====== Input records ======

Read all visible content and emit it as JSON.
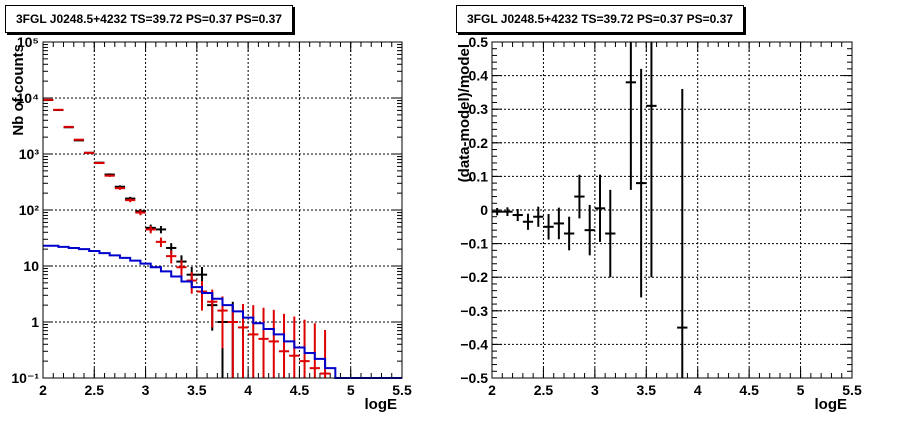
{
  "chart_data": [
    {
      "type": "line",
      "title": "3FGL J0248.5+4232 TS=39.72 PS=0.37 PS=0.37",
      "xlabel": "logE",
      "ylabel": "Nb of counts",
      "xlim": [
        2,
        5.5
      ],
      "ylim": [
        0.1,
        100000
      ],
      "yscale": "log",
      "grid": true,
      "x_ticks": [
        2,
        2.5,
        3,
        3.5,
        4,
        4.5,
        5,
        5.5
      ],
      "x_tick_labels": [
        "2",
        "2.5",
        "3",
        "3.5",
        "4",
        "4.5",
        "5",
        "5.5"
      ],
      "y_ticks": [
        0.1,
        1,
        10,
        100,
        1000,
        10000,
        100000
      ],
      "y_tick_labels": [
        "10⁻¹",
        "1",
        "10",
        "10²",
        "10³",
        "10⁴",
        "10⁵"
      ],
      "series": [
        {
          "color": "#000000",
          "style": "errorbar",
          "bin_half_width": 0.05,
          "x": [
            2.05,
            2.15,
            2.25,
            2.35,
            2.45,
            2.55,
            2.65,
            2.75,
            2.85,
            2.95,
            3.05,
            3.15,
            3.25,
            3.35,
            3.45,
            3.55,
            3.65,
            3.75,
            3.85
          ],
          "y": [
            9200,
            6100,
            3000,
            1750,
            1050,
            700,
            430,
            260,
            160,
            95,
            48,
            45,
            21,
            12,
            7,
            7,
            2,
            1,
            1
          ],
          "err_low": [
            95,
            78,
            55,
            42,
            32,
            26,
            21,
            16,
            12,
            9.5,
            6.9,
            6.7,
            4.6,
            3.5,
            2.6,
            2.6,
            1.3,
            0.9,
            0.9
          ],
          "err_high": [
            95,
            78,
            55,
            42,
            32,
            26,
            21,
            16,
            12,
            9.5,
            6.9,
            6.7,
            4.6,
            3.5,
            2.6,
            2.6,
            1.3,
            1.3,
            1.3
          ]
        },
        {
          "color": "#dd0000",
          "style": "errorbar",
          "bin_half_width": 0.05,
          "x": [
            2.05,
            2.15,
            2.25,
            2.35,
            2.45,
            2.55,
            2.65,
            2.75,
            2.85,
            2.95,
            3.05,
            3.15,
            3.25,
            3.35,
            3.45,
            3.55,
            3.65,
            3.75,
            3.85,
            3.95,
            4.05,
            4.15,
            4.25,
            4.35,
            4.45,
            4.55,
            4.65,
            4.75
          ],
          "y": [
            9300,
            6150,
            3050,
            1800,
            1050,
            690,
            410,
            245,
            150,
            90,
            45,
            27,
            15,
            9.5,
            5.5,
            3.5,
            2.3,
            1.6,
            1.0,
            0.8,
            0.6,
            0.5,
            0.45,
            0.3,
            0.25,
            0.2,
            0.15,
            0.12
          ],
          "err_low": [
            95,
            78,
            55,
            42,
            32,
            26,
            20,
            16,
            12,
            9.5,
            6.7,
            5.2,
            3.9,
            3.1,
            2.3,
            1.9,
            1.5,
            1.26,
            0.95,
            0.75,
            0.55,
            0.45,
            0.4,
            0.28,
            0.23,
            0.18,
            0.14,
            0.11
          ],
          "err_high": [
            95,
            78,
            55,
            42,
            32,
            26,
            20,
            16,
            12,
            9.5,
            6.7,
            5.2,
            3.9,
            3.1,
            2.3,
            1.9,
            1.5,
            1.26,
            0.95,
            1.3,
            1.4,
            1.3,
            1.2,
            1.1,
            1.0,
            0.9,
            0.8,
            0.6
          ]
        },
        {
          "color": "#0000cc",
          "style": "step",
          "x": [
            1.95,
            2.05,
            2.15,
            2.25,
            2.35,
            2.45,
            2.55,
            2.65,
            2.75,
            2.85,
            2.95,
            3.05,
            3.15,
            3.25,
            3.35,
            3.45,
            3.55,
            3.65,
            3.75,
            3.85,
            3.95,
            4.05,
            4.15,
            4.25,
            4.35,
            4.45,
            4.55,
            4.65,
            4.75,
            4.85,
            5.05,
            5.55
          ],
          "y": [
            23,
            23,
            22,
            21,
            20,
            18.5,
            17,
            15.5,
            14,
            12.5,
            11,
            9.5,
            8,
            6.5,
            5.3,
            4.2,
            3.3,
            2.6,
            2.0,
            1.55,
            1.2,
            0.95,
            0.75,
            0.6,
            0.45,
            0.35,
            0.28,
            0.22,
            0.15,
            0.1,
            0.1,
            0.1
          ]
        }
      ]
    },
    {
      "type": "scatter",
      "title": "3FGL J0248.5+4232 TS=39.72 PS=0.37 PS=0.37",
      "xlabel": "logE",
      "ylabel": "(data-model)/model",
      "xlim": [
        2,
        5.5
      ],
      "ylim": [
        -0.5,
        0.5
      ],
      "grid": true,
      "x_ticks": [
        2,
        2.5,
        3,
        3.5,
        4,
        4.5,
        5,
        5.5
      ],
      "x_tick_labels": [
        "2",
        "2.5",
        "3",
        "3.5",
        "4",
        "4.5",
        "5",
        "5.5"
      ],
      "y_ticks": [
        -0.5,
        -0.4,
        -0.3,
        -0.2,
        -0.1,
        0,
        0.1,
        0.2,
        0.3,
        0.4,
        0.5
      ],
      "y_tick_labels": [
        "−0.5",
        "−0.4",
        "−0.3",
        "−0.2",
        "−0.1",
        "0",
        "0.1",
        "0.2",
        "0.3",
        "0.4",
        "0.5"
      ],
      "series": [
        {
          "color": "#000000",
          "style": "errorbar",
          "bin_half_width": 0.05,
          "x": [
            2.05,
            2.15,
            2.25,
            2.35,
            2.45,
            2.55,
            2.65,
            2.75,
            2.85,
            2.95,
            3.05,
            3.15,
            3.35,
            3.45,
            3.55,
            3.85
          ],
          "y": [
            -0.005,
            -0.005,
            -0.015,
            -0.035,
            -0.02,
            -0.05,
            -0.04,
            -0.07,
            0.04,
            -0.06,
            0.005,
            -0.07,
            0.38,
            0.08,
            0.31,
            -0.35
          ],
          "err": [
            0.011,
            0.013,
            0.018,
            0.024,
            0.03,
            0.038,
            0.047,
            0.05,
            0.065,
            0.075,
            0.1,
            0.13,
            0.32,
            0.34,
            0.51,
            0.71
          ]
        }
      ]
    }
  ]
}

======

▶ [What the task asks]:
Write out the material above once more, exactly as it reads, with no pictures.

▶ [Exercise result]:
Read all visible content and emit it as JSON.
{
  "chart_data": [
    {
      "type": "line",
      "title": "3FGL J0248.5+4232 TS=39.72 PS=0.37 PS=0.37",
      "xlabel": "logE",
      "ylabel": "Nb of counts",
      "xlim": [
        2,
        5.5
      ],
      "ylim": [
        0.1,
        100000
      ],
      "yscale": "log",
      "grid": true,
      "x_ticks": [
        2,
        2.5,
        3,
        3.5,
        4,
        4.5,
        5,
        5.5
      ],
      "x_tick_labels": [
        "2",
        "2.5",
        "3",
        "3.5",
        "4",
        "4.5",
        "5",
        "5.5"
      ],
      "y_ticks": [
        0.1,
        1,
        10,
        100,
        1000,
        10000,
        100000
      ],
      "y_tick_labels": [
        "10⁻¹",
        "1",
        "10",
        "10²",
        "10³",
        "10⁴",
        "10⁵"
      ],
      "series": [
        {
          "color": "#000000",
          "style": "errorbar",
          "bin_half_width": 0.05,
          "x": [
            2.05,
            2.15,
            2.25,
            2.35,
            2.45,
            2.55,
            2.65,
            2.75,
            2.85,
            2.95,
            3.05,
            3.15,
            3.25,
            3.35,
            3.45,
            3.55,
            3.65,
            3.75,
            3.85
          ],
          "y": [
            9200,
            6100,
            3000,
            1750,
            1050,
            700,
            430,
            260,
            160,
            95,
            48,
            45,
            21,
            12,
            7,
            7,
            2,
            1,
            1
          ],
          "err_low": [
            95,
            78,
            55,
            42,
            32,
            26,
            21,
            16,
            12,
            9.5,
            6.9,
            6.7,
            4.6,
            3.5,
            2.6,
            2.6,
            1.3,
            0.9,
            0.9
          ],
          "err_high": [
            95,
            78,
            55,
            42,
            32,
            26,
            21,
            16,
            12,
            9.5,
            6.9,
            6.7,
            4.6,
            3.5,
            2.6,
            2.6,
            1.3,
            1.3,
            1.3
          ]
        },
        {
          "color": "#dd0000",
          "style": "errorbar",
          "bin_half_width": 0.05,
          "x": [
            2.05,
            2.15,
            2.25,
            2.35,
            2.45,
            2.55,
            2.65,
            2.75,
            2.85,
            2.95,
            3.05,
            3.15,
            3.25,
            3.35,
            3.45,
            3.55,
            3.65,
            3.75,
            3.85,
            3.95,
            4.05,
            4.15,
            4.25,
            4.35,
            4.45,
            4.55,
            4.65,
            4.75
          ],
          "y": [
            9300,
            6150,
            3050,
            1800,
            1050,
            690,
            410,
            245,
            150,
            90,
            45,
            27,
            15,
            9.5,
            5.5,
            3.5,
            2.3,
            1.6,
            1.0,
            0.8,
            0.6,
            0.5,
            0.45,
            0.3,
            0.25,
            0.2,
            0.15,
            0.12
          ],
          "err_low": [
            95,
            78,
            55,
            42,
            32,
            26,
            20,
            16,
            12,
            9.5,
            6.7,
            5.2,
            3.9,
            3.1,
            2.3,
            1.9,
            1.5,
            1.26,
            0.95,
            0.75,
            0.55,
            0.45,
            0.4,
            0.28,
            0.23,
            0.18,
            0.14,
            0.11
          ],
          "err_high": [
            95,
            78,
            55,
            42,
            32,
            26,
            20,
            16,
            12,
            9.5,
            6.7,
            5.2,
            3.9,
            3.1,
            2.3,
            1.9,
            1.5,
            1.26,
            0.95,
            1.3,
            1.4,
            1.3,
            1.2,
            1.1,
            1.0,
            0.9,
            0.8,
            0.6
          ]
        },
        {
          "color": "#0000cc",
          "style": "step",
          "x": [
            1.95,
            2.05,
            2.15,
            2.25,
            2.35,
            2.45,
            2.55,
            2.65,
            2.75,
            2.85,
            2.95,
            3.05,
            3.15,
            3.25,
            3.35,
            3.45,
            3.55,
            3.65,
            3.75,
            3.85,
            3.95,
            4.05,
            4.15,
            4.25,
            4.35,
            4.45,
            4.55,
            4.65,
            4.75,
            4.85,
            5.05,
            5.55
          ],
          "y": [
            23,
            23,
            22,
            21,
            20,
            18.5,
            17,
            15.5,
            14,
            12.5,
            11,
            9.5,
            8,
            6.5,
            5.3,
            4.2,
            3.3,
            2.6,
            2.0,
            1.55,
            1.2,
            0.95,
            0.75,
            0.6,
            0.45,
            0.35,
            0.28,
            0.22,
            0.15,
            0.1,
            0.1,
            0.1
          ]
        }
      ]
    },
    {
      "type": "scatter",
      "title": "3FGL J0248.5+4232 TS=39.72 PS=0.37 PS=0.37",
      "xlabel": "logE",
      "ylabel": "(data-model)/model",
      "xlim": [
        2,
        5.5
      ],
      "ylim": [
        -0.5,
        0.5
      ],
      "grid": true,
      "x_ticks": [
        2,
        2.5,
        3,
        3.5,
        4,
        4.5,
        5,
        5.5
      ],
      "x_tick_labels": [
        "2",
        "2.5",
        "3",
        "3.5",
        "4",
        "4.5",
        "5",
        "5.5"
      ],
      "y_ticks": [
        -0.5,
        -0.4,
        -0.3,
        -0.2,
        -0.1,
        0,
        0.1,
        0.2,
        0.3,
        0.4,
        0.5
      ],
      "y_tick_labels": [
        "−0.5",
        "−0.4",
        "−0.3",
        "−0.2",
        "−0.1",
        "0",
        "0.1",
        "0.2",
        "0.3",
        "0.4",
        "0.5"
      ],
      "series": [
        {
          "color": "#000000",
          "style": "errorbar",
          "bin_half_width": 0.05,
          "x": [
            2.05,
            2.15,
            2.25,
            2.35,
            2.45,
            2.55,
            2.65,
            2.75,
            2.85,
            2.95,
            3.05,
            3.15,
            3.35,
            3.45,
            3.55,
            3.85
          ],
          "y": [
            -0.005,
            -0.005,
            -0.015,
            -0.035,
            -0.02,
            -0.05,
            -0.04,
            -0.07,
            0.04,
            -0.06,
            0.005,
            -0.07,
            0.38,
            0.08,
            0.31,
            -0.35
          ],
          "err": [
            0.011,
            0.013,
            0.018,
            0.024,
            0.03,
            0.038,
            0.047,
            0.05,
            0.065,
            0.075,
            0.1,
            0.13,
            0.32,
            0.34,
            0.51,
            0.71
          ]
        }
      ]
    }
  ]
}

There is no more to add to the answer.